Make a verbatim copy of the entries below; pictures stay out.

────────────────────────────────────────

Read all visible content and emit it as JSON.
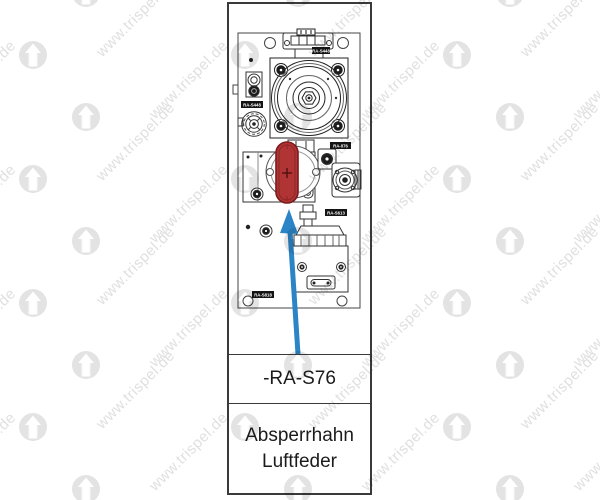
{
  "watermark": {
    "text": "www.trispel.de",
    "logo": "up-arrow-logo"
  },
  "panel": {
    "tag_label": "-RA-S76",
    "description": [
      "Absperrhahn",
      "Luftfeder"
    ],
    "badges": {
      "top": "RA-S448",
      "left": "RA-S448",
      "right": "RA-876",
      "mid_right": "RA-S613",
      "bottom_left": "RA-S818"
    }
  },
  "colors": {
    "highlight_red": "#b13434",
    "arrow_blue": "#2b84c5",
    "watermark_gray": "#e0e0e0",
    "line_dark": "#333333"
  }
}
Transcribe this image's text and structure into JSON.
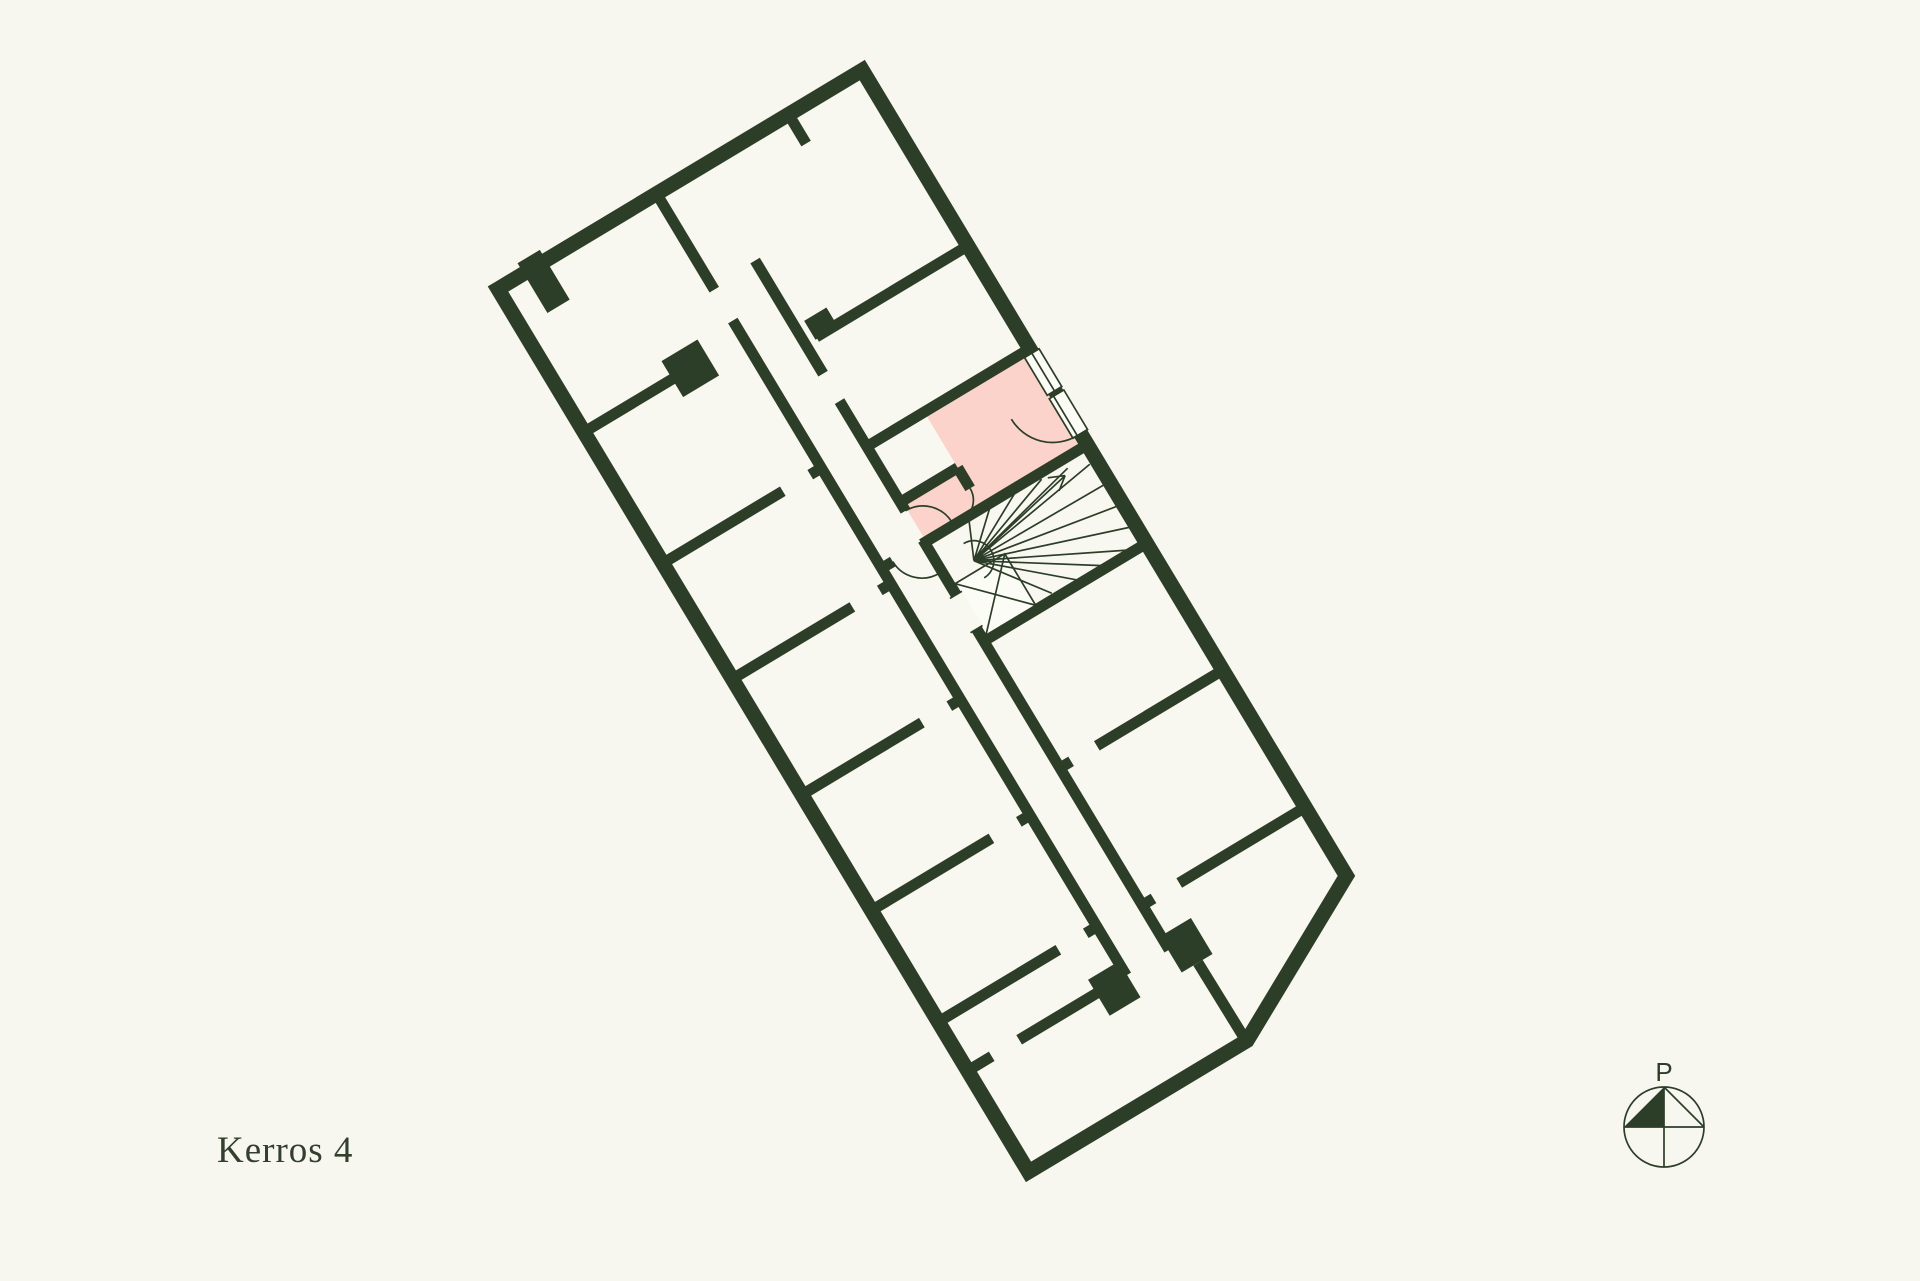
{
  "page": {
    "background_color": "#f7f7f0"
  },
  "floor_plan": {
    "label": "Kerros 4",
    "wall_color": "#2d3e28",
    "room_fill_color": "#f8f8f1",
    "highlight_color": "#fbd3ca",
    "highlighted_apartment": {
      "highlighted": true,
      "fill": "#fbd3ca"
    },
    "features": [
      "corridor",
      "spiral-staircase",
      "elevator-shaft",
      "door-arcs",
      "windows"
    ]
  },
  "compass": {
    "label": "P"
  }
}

────────────────────────────────────────

> **TASK SOLUTION**
Read all visible content and emit it as JSON.
{
  "watermark": {
    "text": "www.trispel.de",
    "logo": "up-arrow-logo"
  },
  "panel": {
    "tag_label": "-RA-S76",
    "description": [
      "Absperrhahn",
      "Luftfeder"
    ],
    "badges": {
      "top": "RA-S448",
      "left": "RA-S448",
      "right": "RA-876",
      "mid_right": "RA-S613",
      "bottom_left": "RA-S818"
    }
  },
  "colors": {
    "highlight_red": "#b13434",
    "arrow_blue": "#2b84c5",
    "watermark_gray": "#e0e0e0",
    "line_dark": "#333333"
  }
}
Transcribe this image's text and structure into JSON.
{
  "page": {
    "background_color": "#f7f7f0"
  },
  "floor_plan": {
    "label": "Kerros 4",
    "wall_color": "#2d3e28",
    "room_fill_color": "#f8f8f1",
    "highlight_color": "#fbd3ca",
    "highlighted_apartment": {
      "highlighted": true,
      "fill": "#fbd3ca"
    },
    "features": [
      "corridor",
      "spiral-staircase",
      "elevator-shaft",
      "door-arcs",
      "windows"
    ]
  },
  "compass": {
    "label": "P"
  }
}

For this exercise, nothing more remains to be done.